Find and copy every line in the records that includes the string "Ямский".

---+---

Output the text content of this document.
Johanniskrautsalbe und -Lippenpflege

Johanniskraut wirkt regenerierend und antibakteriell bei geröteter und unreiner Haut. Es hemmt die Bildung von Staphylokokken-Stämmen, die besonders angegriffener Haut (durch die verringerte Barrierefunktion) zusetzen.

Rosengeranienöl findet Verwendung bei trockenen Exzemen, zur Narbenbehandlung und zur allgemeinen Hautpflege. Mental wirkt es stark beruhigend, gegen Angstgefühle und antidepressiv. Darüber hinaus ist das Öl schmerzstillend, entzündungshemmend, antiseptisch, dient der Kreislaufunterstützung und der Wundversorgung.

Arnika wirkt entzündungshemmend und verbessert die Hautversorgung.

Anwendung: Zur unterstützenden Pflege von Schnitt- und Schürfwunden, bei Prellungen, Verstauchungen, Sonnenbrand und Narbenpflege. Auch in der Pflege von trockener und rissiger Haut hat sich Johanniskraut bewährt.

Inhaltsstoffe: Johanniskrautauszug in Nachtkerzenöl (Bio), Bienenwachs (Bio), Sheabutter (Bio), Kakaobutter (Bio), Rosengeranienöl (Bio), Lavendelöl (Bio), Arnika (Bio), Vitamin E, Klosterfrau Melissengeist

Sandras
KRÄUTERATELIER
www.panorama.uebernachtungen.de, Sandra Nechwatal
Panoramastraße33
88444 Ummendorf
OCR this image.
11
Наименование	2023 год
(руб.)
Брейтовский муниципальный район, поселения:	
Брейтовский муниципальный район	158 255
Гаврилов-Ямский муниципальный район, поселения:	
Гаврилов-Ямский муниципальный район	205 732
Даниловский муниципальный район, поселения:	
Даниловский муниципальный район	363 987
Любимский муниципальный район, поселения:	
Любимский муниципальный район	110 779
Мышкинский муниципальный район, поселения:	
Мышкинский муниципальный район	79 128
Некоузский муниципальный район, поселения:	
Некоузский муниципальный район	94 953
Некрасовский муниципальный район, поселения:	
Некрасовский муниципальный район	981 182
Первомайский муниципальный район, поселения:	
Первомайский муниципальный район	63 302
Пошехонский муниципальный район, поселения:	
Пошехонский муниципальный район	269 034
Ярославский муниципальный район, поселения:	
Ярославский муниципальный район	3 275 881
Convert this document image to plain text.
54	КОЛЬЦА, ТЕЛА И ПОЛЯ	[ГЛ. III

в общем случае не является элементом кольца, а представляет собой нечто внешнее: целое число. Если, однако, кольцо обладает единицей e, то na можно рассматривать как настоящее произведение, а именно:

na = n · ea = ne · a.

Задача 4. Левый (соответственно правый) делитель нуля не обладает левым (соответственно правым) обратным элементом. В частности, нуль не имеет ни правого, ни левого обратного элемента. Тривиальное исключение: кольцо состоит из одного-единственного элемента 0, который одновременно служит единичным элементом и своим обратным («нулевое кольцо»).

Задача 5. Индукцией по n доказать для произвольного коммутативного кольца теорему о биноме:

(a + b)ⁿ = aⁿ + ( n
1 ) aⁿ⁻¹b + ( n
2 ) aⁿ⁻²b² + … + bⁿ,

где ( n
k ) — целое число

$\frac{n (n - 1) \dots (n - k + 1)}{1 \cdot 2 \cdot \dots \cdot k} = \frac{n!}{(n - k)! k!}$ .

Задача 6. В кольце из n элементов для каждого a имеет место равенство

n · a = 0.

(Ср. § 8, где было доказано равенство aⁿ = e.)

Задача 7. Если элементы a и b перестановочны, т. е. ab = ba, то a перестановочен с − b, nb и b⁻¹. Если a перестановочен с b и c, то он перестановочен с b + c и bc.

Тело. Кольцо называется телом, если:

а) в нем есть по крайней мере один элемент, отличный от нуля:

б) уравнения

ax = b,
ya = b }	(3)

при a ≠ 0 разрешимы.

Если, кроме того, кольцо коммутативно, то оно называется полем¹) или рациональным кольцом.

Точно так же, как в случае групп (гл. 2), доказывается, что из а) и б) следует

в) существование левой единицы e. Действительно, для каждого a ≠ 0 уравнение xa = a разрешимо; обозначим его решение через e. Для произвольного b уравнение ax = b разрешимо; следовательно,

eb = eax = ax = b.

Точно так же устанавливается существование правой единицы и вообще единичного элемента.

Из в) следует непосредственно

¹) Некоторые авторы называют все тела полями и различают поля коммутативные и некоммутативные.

---+---

> SOLUTION FOR THIS TASK:
Гаврилов-Ямский муниципальный район, поселения:	
Гаврилов-Ямский муниципальный район	205 732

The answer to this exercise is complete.